Given request:
Transcribe every record that appears below, exactly and in full.

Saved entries
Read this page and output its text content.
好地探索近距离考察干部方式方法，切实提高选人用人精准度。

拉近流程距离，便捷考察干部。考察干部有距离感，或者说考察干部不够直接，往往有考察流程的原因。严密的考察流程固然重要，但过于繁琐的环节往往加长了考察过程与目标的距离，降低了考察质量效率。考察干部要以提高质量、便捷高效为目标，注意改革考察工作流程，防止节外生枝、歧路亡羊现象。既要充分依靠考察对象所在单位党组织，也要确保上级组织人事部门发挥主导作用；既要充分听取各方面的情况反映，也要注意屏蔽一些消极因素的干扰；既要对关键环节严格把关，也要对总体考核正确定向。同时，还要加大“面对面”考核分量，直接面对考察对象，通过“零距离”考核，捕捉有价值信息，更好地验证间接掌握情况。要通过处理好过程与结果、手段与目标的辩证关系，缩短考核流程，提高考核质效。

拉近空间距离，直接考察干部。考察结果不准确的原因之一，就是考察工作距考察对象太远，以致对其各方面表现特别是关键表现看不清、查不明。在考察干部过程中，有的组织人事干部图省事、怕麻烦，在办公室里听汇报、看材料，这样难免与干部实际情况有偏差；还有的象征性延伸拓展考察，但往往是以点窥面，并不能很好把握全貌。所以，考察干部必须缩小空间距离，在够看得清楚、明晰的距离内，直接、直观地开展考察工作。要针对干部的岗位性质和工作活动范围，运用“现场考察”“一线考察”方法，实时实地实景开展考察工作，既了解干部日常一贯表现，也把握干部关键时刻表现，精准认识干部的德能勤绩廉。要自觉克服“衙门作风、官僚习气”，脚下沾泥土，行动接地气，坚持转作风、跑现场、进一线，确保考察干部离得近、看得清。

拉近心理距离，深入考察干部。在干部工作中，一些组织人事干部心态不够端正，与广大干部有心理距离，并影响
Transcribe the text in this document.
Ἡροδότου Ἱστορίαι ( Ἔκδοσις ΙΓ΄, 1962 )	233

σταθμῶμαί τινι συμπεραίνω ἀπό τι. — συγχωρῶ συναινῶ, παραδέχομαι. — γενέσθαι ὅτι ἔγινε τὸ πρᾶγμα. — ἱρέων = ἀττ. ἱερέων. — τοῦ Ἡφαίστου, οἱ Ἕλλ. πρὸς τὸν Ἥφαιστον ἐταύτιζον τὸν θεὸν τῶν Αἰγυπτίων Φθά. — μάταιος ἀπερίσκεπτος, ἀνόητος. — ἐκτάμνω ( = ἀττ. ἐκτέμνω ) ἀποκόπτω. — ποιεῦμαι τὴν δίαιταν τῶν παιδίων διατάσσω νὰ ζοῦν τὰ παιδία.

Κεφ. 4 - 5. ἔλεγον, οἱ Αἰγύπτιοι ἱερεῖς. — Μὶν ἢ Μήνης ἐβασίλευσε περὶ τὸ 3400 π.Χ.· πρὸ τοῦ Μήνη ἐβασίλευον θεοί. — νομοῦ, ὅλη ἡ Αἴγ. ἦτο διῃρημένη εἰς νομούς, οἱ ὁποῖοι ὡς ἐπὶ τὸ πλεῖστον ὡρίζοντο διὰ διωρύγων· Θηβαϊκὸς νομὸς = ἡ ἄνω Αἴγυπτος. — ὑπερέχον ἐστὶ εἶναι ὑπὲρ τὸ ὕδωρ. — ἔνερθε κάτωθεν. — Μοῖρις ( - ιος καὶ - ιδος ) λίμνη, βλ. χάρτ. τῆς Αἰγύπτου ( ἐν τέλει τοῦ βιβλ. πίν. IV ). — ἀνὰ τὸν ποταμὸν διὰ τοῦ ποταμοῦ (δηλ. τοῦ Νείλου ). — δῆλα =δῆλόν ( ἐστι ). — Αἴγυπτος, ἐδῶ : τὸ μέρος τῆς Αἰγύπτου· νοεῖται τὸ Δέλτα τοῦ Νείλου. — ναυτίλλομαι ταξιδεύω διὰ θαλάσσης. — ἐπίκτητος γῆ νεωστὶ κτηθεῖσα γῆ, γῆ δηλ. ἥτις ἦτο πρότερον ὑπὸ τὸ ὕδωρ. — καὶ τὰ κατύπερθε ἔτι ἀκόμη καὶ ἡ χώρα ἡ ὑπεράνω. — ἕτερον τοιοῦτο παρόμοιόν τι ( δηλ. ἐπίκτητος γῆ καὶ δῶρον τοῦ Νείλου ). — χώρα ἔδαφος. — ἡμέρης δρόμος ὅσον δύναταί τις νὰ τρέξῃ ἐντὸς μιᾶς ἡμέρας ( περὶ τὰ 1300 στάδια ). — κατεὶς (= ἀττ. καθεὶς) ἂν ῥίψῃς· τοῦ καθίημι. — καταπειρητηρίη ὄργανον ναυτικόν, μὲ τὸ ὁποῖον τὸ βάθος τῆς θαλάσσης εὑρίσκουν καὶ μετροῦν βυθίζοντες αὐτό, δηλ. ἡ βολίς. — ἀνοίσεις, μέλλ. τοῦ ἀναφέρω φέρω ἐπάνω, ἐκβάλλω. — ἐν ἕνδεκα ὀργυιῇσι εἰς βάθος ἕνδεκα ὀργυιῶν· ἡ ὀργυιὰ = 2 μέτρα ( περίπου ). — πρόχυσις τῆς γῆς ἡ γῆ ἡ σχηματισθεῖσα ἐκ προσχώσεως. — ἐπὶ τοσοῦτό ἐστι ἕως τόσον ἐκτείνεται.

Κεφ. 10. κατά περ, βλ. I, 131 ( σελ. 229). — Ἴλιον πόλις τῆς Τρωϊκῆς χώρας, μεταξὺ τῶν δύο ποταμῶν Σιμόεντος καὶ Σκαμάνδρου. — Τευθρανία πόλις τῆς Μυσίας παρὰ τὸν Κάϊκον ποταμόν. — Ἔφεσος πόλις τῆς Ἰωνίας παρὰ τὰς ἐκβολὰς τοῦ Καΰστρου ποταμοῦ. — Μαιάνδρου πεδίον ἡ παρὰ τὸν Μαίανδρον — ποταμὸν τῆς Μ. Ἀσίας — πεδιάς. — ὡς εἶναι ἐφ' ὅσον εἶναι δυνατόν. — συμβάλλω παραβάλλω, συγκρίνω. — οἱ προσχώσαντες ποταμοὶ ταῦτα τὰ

Exercise answer:
Read this page and output its text content.
好地探索近距离考察干部方式方法，切实提高选人用人精准度。

拉近流程距离，便捷考察干部。考察干部有距离感，或者说考察干部不够直接，往往有考察流程的原因。严密的考察流程固然重要，但过于繁琐的环节往往加长了考察过程与目标的距离，降低了考察质量效率。考察干部要以提高质量、便捷高效为目标，注意改革考察工作流程，防止节外生枝、歧路亡羊现象。既要充分依靠考察对象所在单位党组织，也要确保上级组织人事部门发挥主导作用；既要充分听取各方面的情况反映，也要注意屏蔽一些消极因素的干扰；既要对关键环节严格把关，也要对总体考核正确定向。同时，还要加大“面对面”考核分量，直接面对考察对象，通过“零距离”考核，捕捉有价值信息，更好地验证间接掌握情况。要通过处理好过程与结果、手段与目标的辩证关系，缩短考核流程，提高考核质效。

拉近空间距离，直接考察干部。考察结果不准确的原因之一，就是考察工作距考察对象太远，以致对其各方面表现特别是关键表现看不清、查不明。在考察干部过程中，有的组织人事干部图省事、怕麻烦，在办公室里听汇报、看材料，这样难免与干部实际情况有偏差；还有的象征性延伸拓展考察，但往往是以点窥面，并不能很好把握全貌。所以，考察干部必须缩小空间距离，在够看得清楚、明晰的距离内，直接、直观地开展考察工作。要针对干部的岗位性质和工作活动范围，运用“现场考察”“一线考察”方法，实时实地实景开展考察工作，既了解干部日常一贯表现，也把握干部关键时刻表现，精准认识干部的德能勤绩廉。要自觉克服“衙门作风、官僚习气”，脚下沾泥土，行动接地气，坚持转作风、跑现场、进一线，确保考察干部离得近、看得清。

拉近心理距离，深入考察干部。在干部工作中，一些组织人事干部心态不够端正，与广大干部有心理距离，并影响
Transcribe the text in this document.
Ἡροδότου Ἱστορίαι ( Ἔκδοσις ΙΓ΄, 1962 )	233

σταθμῶμαί τινι συμπεραίνω ἀπό τι. — συγχωρῶ συναινῶ, παραδέχομαι. — γενέσθαι ὅτι ἔγινε τὸ πρᾶγμα. — ἱρέων = ἀττ. ἱερέων. — τοῦ Ἡφαίστου, οἱ Ἕλλ. πρὸς τὸν Ἥφαιστον ἐταύτιζον τὸν θεὸν τῶν Αἰγυπτίων Φθά. — μάταιος ἀπερίσκεπτος, ἀνόητος. — ἐκτάμνω ( = ἀττ. ἐκτέμνω ) ἀποκόπτω. — ποιεῦμαι τὴν δίαιταν τῶν παιδίων διατάσσω νὰ ζοῦν τὰ παιδία.

Κεφ. 4 - 5. ἔλεγον, οἱ Αἰγύπτιοι ἱερεῖς. — Μὶν ἢ Μήνης ἐβασίλευσε περὶ τὸ 3400 π.Χ.· πρὸ τοῦ Μήνη ἐβασίλευον θεοί. — νομοῦ, ὅλη ἡ Αἴγ. ἦτο διῃρημένη εἰς νομούς, οἱ ὁποῖοι ὡς ἐπὶ τὸ πλεῖστον ὡρίζοντο διὰ διωρύγων· Θηβαϊκὸς νομὸς = ἡ ἄνω Αἴγυπτος. — ὑπερέχον ἐστὶ εἶναι ὑπὲρ τὸ ὕδωρ. — ἔνερθε κάτωθεν. — Μοῖρις ( - ιος καὶ - ιδος ) λίμνη, βλ. χάρτ. τῆς Αἰγύπτου ( ἐν τέλει τοῦ βιβλ. πίν. IV ). — ἀνὰ τὸν ποταμὸν διὰ τοῦ ποταμοῦ (δηλ. τοῦ Νείλου ). — δῆλα =δῆλόν ( ἐστι ). — Αἴγυπτος, ἐδῶ : τὸ μέρος τῆς Αἰγύπτου· νοεῖται τὸ Δέλτα τοῦ Νείλου. — ναυτίλλομαι ταξιδεύω διὰ θαλάσσης. — ἐπίκτητος γῆ νεωστὶ κτηθεῖσα γῆ, γῆ δηλ. ἥτις ἦτο πρότερον ὑπὸ τὸ ὕδωρ. — καὶ τὰ κατύπερθε ἔτι ἀκόμη καὶ ἡ χώρα ἡ ὑπεράνω. — ἕτερον τοιοῦτο παρόμοιόν τι ( δηλ. ἐπίκτητος γῆ καὶ δῶρον τοῦ Νείλου ). — χώρα ἔδαφος. — ἡμέρης δρόμος ὅσον δύναταί τις νὰ τρέξῃ ἐντὸς μιᾶς ἡμέρας ( περὶ τὰ 1300 στάδια ). — κατεὶς (= ἀττ. καθεὶς) ἂν ῥίψῃς· τοῦ καθίημι. — καταπειρητηρίη ὄργανον ναυτικόν, μὲ τὸ ὁποῖον τὸ βάθος τῆς θαλάσσης εὑρίσκουν καὶ μετροῦν βυθίζοντες αὐτό, δηλ. ἡ βολίς. — ἀνοίσεις, μέλλ. τοῦ ἀναφέρω φέρω ἐπάνω, ἐκβάλλω. — ἐν ἕνδεκα ὀργυιῇσι εἰς βάθος ἕνδεκα ὀργυιῶν· ἡ ὀργυιὰ = 2 μέτρα ( περίπου ). — πρόχυσις τῆς γῆς ἡ γῆ ἡ σχηματισθεῖσα ἐκ προσχώσεως. — ἐπὶ τοσοῦτό ἐστι ἕως τόσον ἐκτείνεται.

Κεφ. 10. κατά περ, βλ. I, 131 ( σελ. 229). — Ἴλιον πόλις τῆς Τρωϊκῆς χώρας, μεταξὺ τῶν δύο ποταμῶν Σιμόεντος καὶ Σκαμάνδρου. — Τευθρανία πόλις τῆς Μυσίας παρὰ τὸν Κάϊκον ποταμόν. — Ἔφεσος πόλις τῆς Ἰωνίας παρὰ τὰς ἐκβολὰς τοῦ Καΰστρου ποταμοῦ. — Μαιάνδρου πεδίον ἡ παρὰ τὸν Μαίανδρον — ποταμὸν τῆς Μ. Ἀσίας — πεδιάς. — ὡς εἶναι ἐφ' ὅσον εἶναι δυνατόν. — συμβάλλω παραβάλλω, συγκρίνω. — οἱ προσχώσαντες ποταμοὶ ταῦτα τὰ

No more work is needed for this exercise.